## Challenge
Give the entries back exactly, dropping each image.

───── Data section

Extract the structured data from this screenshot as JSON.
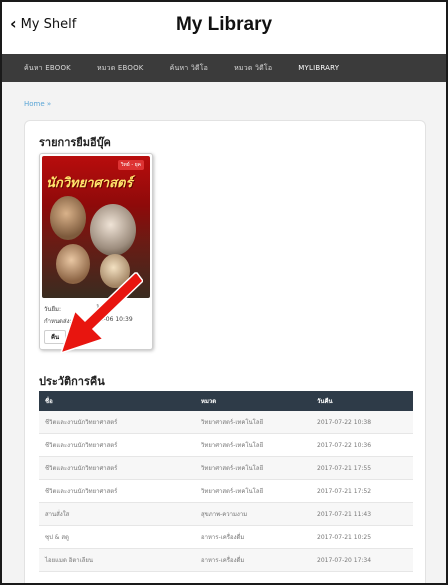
{
  "topbar": {
    "back_label": "My Shelf",
    "title": "My Library"
  },
  "nav": {
    "tabs": [
      {
        "label": "ค้นหา EBOOK",
        "active": false
      },
      {
        "label": "หมวด EBOOK",
        "active": false
      },
      {
        "label": "ค้นหา วิดีโอ",
        "active": false
      },
      {
        "label": "หมวด วิดีโอ",
        "active": false
      },
      {
        "label": "MYLIBRARY",
        "active": true
      }
    ]
  },
  "breadcrumb": "Home »",
  "borrow": {
    "heading": "รายการยืมอีบุ๊ค",
    "book": {
      "cover_title": "นักวิทยาศาสตร์",
      "cover_badge": "วิทย์ - ยุค",
      "borrow_label": "วันยืม:",
      "borrow_value": "10:39",
      "due_label": "กำหนดส่ง:",
      "due_value": "08-06 10:39",
      "return_button": "คืน"
    },
    "annotation_arrow_color": "#e8150f"
  },
  "history": {
    "heading": "ประวัติการคืน",
    "columns": [
      "ชื่อ",
      "หมวด",
      "วันคืน"
    ],
    "rows": [
      [
        "ชีวิตและงานนักวิทยาศาสตร์",
        "วิทยาศาสตร์-เทคโนโลยี",
        "2017-07-22 10:38"
      ],
      [
        "ชีวิตและงานนักวิทยาศาสตร์",
        "วิทยาศาสตร์-เทคโนโลยี",
        "2017-07-22 10:36"
      ],
      [
        "ชีวิตและงานนักวิทยาศาสตร์",
        "วิทยาศาสตร์-เทคโนโลยี",
        "2017-07-21 17:55"
      ],
      [
        "ชีวิตและงานนักวิทยาศาสตร์",
        "วิทยาศาสตร์-เทคโนโลยี",
        "2017-07-21 17:52"
      ],
      [
        "สานสั่งใส",
        "สุขภาพ-ความงาม",
        "2017-07-21 11:43"
      ],
      [
        "ซุป & สตู",
        "อาหาร-เครื่องดื่ม",
        "2017-07-21 10:25"
      ],
      [
        "ไอยแมด อิตาเลียน",
        "อาหาร-เครื่องดื่ม",
        "2017-07-20 17:34"
      ]
    ]
  },
  "colors": {
    "navbar": "#3b3b3b",
    "table_header": "#2e3b48",
    "link": "#5aa5d6"
  }
}
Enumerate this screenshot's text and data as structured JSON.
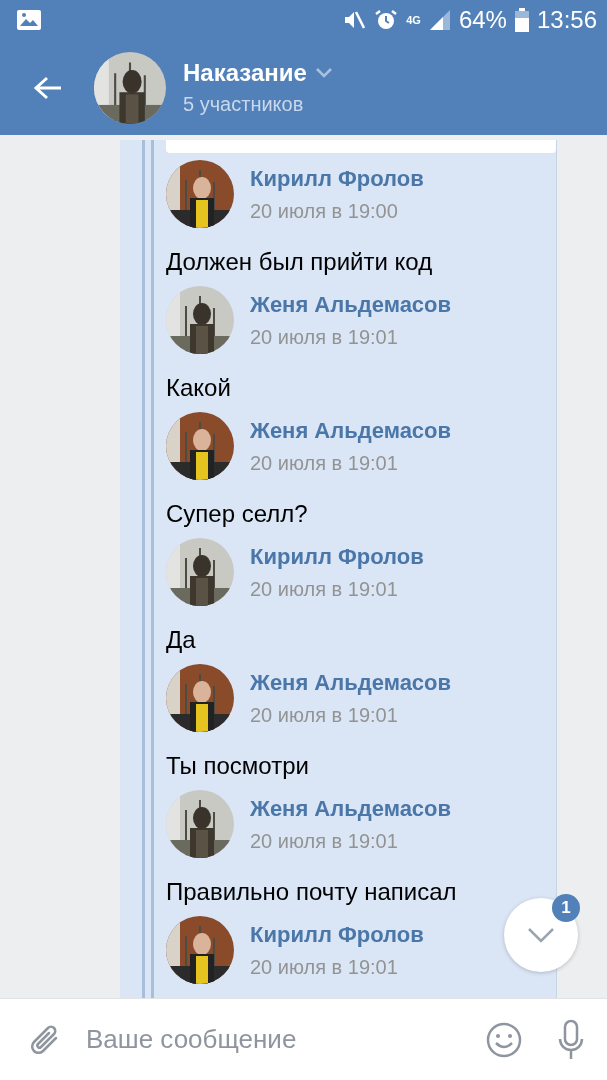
{
  "status_bar": {
    "network": "4G",
    "battery": "64%",
    "time": "13:56"
  },
  "header": {
    "title": "Наказание",
    "subtitle": "5 участников"
  },
  "messages": [
    {
      "author": "Кирилл Фролов",
      "date": "20 июля в 19:00",
      "text": "Должен был прийти код"
    },
    {
      "author": "Женя Альдемасов",
      "date": "20 июля в 19:01",
      "text": "Какой"
    },
    {
      "author": "Женя Альдемасов",
      "date": "20 июля в 19:01",
      "text": "Супер селл?"
    },
    {
      "author": "Кирилл Фролов",
      "date": "20 июля в 19:01",
      "text": "Да"
    },
    {
      "author": "Женя Альдемасов",
      "date": "20 июля в 19:01",
      "text": "Ты посмотри"
    },
    {
      "author": "Женя Альдемасов",
      "date": "20 июля в 19:01",
      "text": "Правильно почту написал"
    },
    {
      "author": "Кирилл Фролов",
      "date": "20 июля в 19:01"
    }
  ],
  "scroll_button": {
    "badge": "1"
  },
  "composer": {
    "placeholder": "Ваше сообщение"
  }
}
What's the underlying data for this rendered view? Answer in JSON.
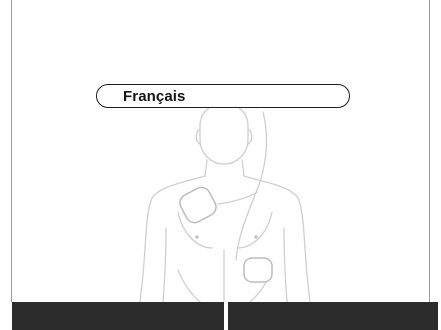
{
  "language_selector": {
    "label": "Français"
  },
  "softkeys": {
    "left_label": "",
    "right_label": ""
  },
  "illustration": {
    "subject": "torso-with-electrode-pads",
    "line_color": "#cfcfcf",
    "pad_color": "#bdbdbd"
  },
  "colors": {
    "background": "#ffffff",
    "softkey": "#2c2c2c",
    "pill_border": "#1e1e1e",
    "frame": "#9a9a9a"
  }
}
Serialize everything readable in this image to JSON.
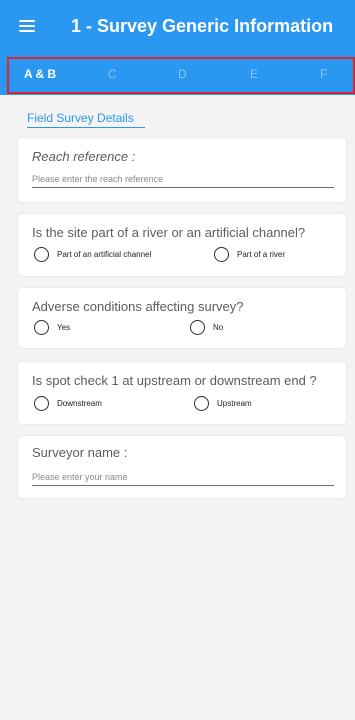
{
  "appbar": {
    "menu_icon": "hamburger-menu-icon",
    "title": "1 - Survey Generic Information",
    "color": "#2a98f0"
  },
  "tabs": [
    {
      "label": "A & B",
      "active": true
    },
    {
      "label": "C",
      "active": false
    },
    {
      "label": "D",
      "active": false
    },
    {
      "label": "E",
      "active": false
    },
    {
      "label": "F",
      "active": false
    }
  ],
  "section": {
    "header": "Field Survey Details"
  },
  "fields": {
    "reach": {
      "label": "Reach reference :",
      "placeholder": "Please enter the reach reference",
      "value": ""
    },
    "site": {
      "question": "Is the site part of a river or an artificial channel?",
      "options": [
        "Part of an artificial channel",
        "Part of a river"
      ]
    },
    "adverse": {
      "question": "Adverse conditions affecting survey?",
      "options": [
        "Yes",
        "No"
      ]
    },
    "spot": {
      "question": "Is spot check 1 at upstream or downstream end ?",
      "options": [
        "Downstream",
        "Upstream"
      ]
    },
    "surveyor": {
      "label": "Surveyor name :",
      "placeholder": "Please enter your name",
      "value": ""
    }
  }
}
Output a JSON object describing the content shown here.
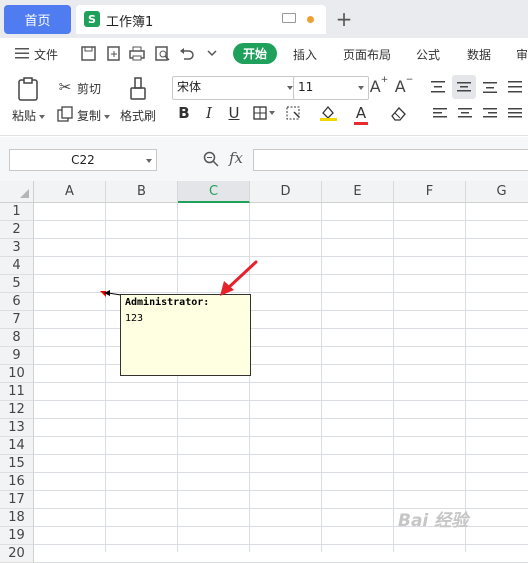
{
  "tabs": {
    "home_label": "首页",
    "doc_title": "工作簿1",
    "doc_icon_letter": "S",
    "new_tab": "+"
  },
  "menu": {
    "file": "文件",
    "tabs": [
      "开始",
      "插入",
      "页面布局",
      "公式",
      "数据",
      "审"
    ],
    "active_tab": "开始"
  },
  "ribbon": {
    "paste": "粘贴",
    "cut": "剪切",
    "copy": "复制",
    "format_painter": "格式刷",
    "font_name": "宋体",
    "font_size": "11"
  },
  "formula_bar": {
    "name_box": "C22",
    "fx": "fx",
    "formula": ""
  },
  "grid": {
    "columns": [
      "A",
      "B",
      "C",
      "D",
      "E",
      "F",
      "G"
    ],
    "selected_column": "C",
    "rows": [
      "1",
      "2",
      "3",
      "4",
      "5",
      "6",
      "7",
      "8",
      "9",
      "10",
      "11",
      "12",
      "13",
      "14",
      "15",
      "16",
      "17",
      "18",
      "19",
      "20"
    ]
  },
  "comment": {
    "author": "Administrator:",
    "text": "123"
  },
  "watermark": "Bai 经验",
  "colors": {
    "accent_green": "#1fa15b",
    "home_tab_blue": "#4f7cf0",
    "comment_bg": "#ffffe1",
    "arrow_red": "#e8222a"
  },
  "icons": [
    "save-icon",
    "export-icon",
    "print-icon",
    "preview-icon",
    "undo-icon",
    "paste-icon",
    "cut-icon",
    "copy-icon",
    "format-painter-icon",
    "zoom-icon",
    "bold-icon",
    "italic-icon",
    "underline-icon",
    "border-icon",
    "fill-color-icon",
    "font-color-icon",
    "eraser-icon",
    "align-icon"
  ]
}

──────────

## Completed exercise
Extract the structured data from this screenshot as JSON.
{
  "topbar": {
    "back_label": "My Shelf",
    "title": "My Library"
  },
  "nav": {
    "tabs": [
      {
        "label": "ค้นหา EBOOK",
        "active": false
      },
      {
        "label": "หมวด EBOOK",
        "active": false
      },
      {
        "label": "ค้นหา วิดีโอ",
        "active": false
      },
      {
        "label": "หมวด วิดีโอ",
        "active": false
      },
      {
        "label": "MYLIBRARY",
        "active": true
      }
    ]
  },
  "breadcrumb": "Home »",
  "borrow": {
    "heading": "รายการยืมอีบุ๊ค",
    "book": {
      "cover_title": "นักวิทยาศาสตร์",
      "cover_badge": "วิทย์ - ยุค",
      "borrow_label": "วันยืม:",
      "borrow_value": "10:39",
      "due_label": "กำหนดส่ง:",
      "due_value": "08-06 10:39",
      "return_button": "คืน"
    },
    "annotation_arrow_color": "#e8150f"
  },
  "history": {
    "heading": "ประวัติการคืน",
    "columns": [
      "ชื่อ",
      "หมวด",
      "วันคืน"
    ],
    "rows": [
      [
        "ชีวิตและงานนักวิทยาศาสตร์",
        "วิทยาศาสตร์-เทคโนโลยี",
        "2017-07-22 10:38"
      ],
      [
        "ชีวิตและงานนักวิทยาศาสตร์",
        "วิทยาศาสตร์-เทคโนโลยี",
        "2017-07-22 10:36"
      ],
      [
        "ชีวิตและงานนักวิทยาศาสตร์",
        "วิทยาศาสตร์-เทคโนโลยี",
        "2017-07-21 17:55"
      ],
      [
        "ชีวิตและงานนักวิทยาศาสตร์",
        "วิทยาศาสตร์-เทคโนโลยี",
        "2017-07-21 17:52"
      ],
      [
        "สานสั่งใส",
        "สุขภาพ-ความงาม",
        "2017-07-21 11:43"
      ],
      [
        "ซุป & สตู",
        "อาหาร-เครื่องดื่ม",
        "2017-07-21 10:25"
      ],
      [
        "ไอยแมด อิตาเลียน",
        "อาหาร-เครื่องดื่ม",
        "2017-07-20 17:34"
      ]
    ]
  },
  "colors": {
    "navbar": "#3b3b3b",
    "table_header": "#2e3b48",
    "link": "#5aa5d6"
  }
}
Enumerate this screenshot's text and data as structured JSON.
{
  "status_bar": {
    "network": "4G",
    "battery": "64%",
    "time": "13:56"
  },
  "header": {
    "title": "Наказание",
    "subtitle": "5 участников"
  },
  "messages": [
    {
      "author": "Кирилл Фролов",
      "date": "20 июля в 19:00",
      "text": "Должен был прийти код"
    },
    {
      "author": "Женя Альдемасов",
      "date": "20 июля в 19:01",
      "text": "Какой"
    },
    {
      "author": "Женя Альдемасов",
      "date": "20 июля в 19:01",
      "text": "Супер селл?"
    },
    {
      "author": "Кирилл Фролов",
      "date": "20 июля в 19:01",
      "text": "Да"
    },
    {
      "author": "Женя Альдемасов",
      "date": "20 июля в 19:01",
      "text": "Ты посмотри"
    },
    {
      "author": "Женя Альдемасов",
      "date": "20 июля в 19:01",
      "text": "Правильно почту написал"
    },
    {
      "author": "Кирилл Фролов",
      "date": "20 июля в 19:01"
    }
  ],
  "scroll_button": {
    "badge": "1"
  },
  "composer": {
    "placeholder": "Ваше сообщение"
  }
}
What's the underlying data for this rendered view? Answer in JSON.
{
  "language_selector": {
    "label": "Français"
  },
  "softkeys": {
    "left_label": "",
    "right_label": ""
  },
  "illustration": {
    "subject": "torso-with-electrode-pads",
    "line_color": "#cfcfcf",
    "pad_color": "#bdbdbd"
  },
  "colors": {
    "background": "#ffffff",
    "softkey": "#2c2c2c",
    "pill_border": "#1e1e1e",
    "frame": "#9a9a9a"
  }
}
Serialize everything readable in this image to JSON.
{
  "appbar": {
    "menu_icon": "hamburger-menu-icon",
    "title": "1 - Survey Generic Information",
    "color": "#2a98f0"
  },
  "tabs": [
    {
      "label": "A & B",
      "active": true
    },
    {
      "label": "C",
      "active": false
    },
    {
      "label": "D",
      "active": false
    },
    {
      "label": "E",
      "active": false
    },
    {
      "label": "F",
      "active": false
    }
  ],
  "section": {
    "header": "Field Survey Details"
  },
  "fields": {
    "reach": {
      "label": "Reach reference :",
      "placeholder": "Please enter the reach reference",
      "value": ""
    },
    "site": {
      "question": "Is the site part of a river or an artificial channel?",
      "options": [
        "Part of an artificial channel",
        "Part of a river"
      ]
    },
    "adverse": {
      "question": "Adverse conditions affecting survey?",
      "options": [
        "Yes",
        "No"
      ]
    },
    "spot": {
      "question": "Is spot check 1 at upstream or downstream end ?",
      "options": [
        "Downstream",
        "Upstream"
      ]
    },
    "surveyor": {
      "label": "Surveyor name :",
      "placeholder": "Please enter your name",
      "value": ""
    }
  }
}
Output a JSON object describing the content shown here.
{
  "tabs": {
    "home_label": "首页",
    "doc_title": "工作簿1",
    "doc_icon_letter": "S",
    "new_tab": "+"
  },
  "menu": {
    "file": "文件",
    "tabs": [
      "开始",
      "插入",
      "页面布局",
      "公式",
      "数据",
      "审"
    ],
    "active_tab": "开始"
  },
  "ribbon": {
    "paste": "粘贴",
    "cut": "剪切",
    "copy": "复制",
    "format_painter": "格式刷",
    "font_name": "宋体",
    "font_size": "11"
  },
  "formula_bar": {
    "name_box": "C22",
    "fx": "fx",
    "formula": ""
  },
  "grid": {
    "columns": [
      "A",
      "B",
      "C",
      "D",
      "E",
      "F",
      "G"
    ],
    "selected_column": "C",
    "rows": [
      "1",
      "2",
      "3",
      "4",
      "5",
      "6",
      "7",
      "8",
      "9",
      "10",
      "11",
      "12",
      "13",
      "14",
      "15",
      "16",
      "17",
      "18",
      "19",
      "20"
    ]
  },
  "comment": {
    "author": "Administrator:",
    "text": "123"
  },
  "watermark": "Bai 经验",
  "colors": {
    "accent_green": "#1fa15b",
    "home_tab_blue": "#4f7cf0",
    "comment_bg": "#ffffe1",
    "arrow_red": "#e8222a"
  },
  "icons": [
    "save-icon",
    "export-icon",
    "print-icon",
    "preview-icon",
    "undo-icon",
    "paste-icon",
    "cut-icon",
    "copy-icon",
    "format-painter-icon",
    "zoom-icon",
    "bold-icon",
    "italic-icon",
    "underline-icon",
    "border-icon",
    "fill-color-icon",
    "font-color-icon",
    "eraser-icon",
    "align-icon"
  ]
}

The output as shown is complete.